Requirement -
Reproduce each line bearing the word "subtitle".

Given records -
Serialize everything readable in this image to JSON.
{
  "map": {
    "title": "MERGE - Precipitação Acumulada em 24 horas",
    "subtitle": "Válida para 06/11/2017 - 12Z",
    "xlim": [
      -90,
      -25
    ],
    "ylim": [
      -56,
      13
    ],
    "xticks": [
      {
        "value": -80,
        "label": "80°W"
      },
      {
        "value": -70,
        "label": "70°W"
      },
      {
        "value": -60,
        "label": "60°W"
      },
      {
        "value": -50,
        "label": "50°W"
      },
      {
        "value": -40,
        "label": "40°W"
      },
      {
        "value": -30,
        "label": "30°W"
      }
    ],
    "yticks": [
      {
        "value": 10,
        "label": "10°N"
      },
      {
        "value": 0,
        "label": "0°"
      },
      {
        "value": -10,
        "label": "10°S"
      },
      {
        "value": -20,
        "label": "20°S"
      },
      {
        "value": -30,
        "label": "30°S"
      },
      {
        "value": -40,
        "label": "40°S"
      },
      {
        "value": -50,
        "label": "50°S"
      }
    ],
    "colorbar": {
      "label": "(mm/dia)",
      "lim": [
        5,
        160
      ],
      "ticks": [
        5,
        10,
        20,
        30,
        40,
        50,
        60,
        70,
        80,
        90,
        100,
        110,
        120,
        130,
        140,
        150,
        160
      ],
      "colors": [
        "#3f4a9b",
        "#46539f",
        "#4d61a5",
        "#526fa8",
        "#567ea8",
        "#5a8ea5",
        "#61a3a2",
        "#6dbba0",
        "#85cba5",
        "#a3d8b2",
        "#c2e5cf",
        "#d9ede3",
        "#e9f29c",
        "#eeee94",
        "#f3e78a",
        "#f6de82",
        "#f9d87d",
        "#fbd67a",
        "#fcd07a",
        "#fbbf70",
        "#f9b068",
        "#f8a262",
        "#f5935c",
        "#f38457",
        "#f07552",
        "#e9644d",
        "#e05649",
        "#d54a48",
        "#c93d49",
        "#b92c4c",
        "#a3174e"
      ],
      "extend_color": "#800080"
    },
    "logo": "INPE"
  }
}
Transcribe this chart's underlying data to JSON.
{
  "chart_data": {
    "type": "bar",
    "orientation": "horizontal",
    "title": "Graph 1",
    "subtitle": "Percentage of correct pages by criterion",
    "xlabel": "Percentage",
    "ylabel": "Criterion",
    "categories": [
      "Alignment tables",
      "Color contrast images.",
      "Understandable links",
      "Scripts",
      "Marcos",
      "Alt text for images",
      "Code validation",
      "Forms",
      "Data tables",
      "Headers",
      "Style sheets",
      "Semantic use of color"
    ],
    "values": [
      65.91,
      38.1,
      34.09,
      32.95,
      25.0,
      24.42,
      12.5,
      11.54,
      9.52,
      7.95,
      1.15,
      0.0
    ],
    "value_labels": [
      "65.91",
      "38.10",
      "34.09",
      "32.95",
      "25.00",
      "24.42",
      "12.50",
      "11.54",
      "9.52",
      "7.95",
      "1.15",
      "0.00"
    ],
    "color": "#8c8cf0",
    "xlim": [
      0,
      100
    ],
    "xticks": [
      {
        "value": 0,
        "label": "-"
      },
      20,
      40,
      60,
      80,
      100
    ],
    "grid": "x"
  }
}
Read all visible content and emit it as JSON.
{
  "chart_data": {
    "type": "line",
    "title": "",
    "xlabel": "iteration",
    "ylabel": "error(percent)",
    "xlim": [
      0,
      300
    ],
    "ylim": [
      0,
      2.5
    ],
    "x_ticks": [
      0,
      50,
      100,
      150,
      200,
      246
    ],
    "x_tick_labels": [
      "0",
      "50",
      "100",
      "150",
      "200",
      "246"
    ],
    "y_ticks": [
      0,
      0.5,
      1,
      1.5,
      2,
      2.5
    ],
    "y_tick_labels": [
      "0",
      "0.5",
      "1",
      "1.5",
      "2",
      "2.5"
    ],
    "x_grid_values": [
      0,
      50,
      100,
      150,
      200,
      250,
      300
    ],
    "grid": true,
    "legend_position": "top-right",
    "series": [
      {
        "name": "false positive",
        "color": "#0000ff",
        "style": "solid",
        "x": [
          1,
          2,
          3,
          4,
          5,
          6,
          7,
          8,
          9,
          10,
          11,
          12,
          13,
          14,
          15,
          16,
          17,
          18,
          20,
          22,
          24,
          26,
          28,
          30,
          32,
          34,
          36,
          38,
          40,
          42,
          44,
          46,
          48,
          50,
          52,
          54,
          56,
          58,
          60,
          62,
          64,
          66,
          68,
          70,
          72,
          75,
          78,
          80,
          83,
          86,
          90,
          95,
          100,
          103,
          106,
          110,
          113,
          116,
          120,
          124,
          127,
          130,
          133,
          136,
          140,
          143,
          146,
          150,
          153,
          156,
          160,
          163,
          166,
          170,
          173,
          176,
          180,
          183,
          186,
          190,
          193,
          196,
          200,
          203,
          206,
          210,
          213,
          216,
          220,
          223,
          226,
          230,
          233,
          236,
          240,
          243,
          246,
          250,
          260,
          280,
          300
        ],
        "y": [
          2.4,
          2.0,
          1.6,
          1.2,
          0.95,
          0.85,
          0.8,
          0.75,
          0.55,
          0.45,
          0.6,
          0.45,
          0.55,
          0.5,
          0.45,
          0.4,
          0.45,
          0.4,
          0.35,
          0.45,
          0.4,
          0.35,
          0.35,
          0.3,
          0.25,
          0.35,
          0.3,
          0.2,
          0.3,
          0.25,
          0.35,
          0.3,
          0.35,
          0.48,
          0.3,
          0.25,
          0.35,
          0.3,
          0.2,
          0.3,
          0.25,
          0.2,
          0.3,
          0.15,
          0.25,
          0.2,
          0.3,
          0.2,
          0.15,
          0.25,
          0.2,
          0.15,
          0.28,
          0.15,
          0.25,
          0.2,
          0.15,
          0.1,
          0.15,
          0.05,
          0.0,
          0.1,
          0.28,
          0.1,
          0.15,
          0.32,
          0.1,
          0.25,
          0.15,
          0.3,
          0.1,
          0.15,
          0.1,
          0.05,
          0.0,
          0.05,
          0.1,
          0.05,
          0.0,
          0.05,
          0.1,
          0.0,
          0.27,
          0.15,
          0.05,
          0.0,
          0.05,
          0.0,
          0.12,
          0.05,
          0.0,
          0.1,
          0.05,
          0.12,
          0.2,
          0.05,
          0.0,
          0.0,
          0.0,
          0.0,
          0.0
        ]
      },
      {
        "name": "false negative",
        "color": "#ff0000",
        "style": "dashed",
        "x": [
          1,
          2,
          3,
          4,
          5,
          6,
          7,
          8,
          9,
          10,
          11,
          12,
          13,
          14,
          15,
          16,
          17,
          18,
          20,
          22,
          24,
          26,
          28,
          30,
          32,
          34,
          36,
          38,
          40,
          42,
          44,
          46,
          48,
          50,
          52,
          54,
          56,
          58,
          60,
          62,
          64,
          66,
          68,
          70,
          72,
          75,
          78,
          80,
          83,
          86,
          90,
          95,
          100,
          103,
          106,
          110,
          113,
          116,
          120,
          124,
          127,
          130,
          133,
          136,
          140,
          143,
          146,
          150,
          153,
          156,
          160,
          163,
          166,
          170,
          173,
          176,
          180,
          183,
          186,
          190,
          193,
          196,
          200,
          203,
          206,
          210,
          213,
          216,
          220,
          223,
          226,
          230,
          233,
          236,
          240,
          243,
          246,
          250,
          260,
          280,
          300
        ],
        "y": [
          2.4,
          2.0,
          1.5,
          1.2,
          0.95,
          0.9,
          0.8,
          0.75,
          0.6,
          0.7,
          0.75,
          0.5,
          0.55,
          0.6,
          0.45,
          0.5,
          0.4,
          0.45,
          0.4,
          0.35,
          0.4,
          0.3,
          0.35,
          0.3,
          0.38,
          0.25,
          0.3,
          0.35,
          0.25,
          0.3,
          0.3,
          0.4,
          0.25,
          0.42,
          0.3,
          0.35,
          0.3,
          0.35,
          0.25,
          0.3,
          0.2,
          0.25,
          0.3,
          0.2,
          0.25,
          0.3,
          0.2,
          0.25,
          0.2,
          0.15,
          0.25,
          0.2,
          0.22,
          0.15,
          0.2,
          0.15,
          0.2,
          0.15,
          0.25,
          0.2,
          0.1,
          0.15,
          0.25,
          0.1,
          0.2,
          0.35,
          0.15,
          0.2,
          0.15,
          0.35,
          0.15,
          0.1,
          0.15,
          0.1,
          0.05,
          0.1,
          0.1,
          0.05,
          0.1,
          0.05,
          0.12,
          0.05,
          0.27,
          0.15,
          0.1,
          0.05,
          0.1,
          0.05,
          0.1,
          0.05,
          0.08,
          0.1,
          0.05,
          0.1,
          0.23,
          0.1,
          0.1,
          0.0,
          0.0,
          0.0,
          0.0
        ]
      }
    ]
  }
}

The solution -
    "subtitle": "Válida para 06/11/2017 - 12Z",
    "subtitle": "Percentage of correct pages by criterion",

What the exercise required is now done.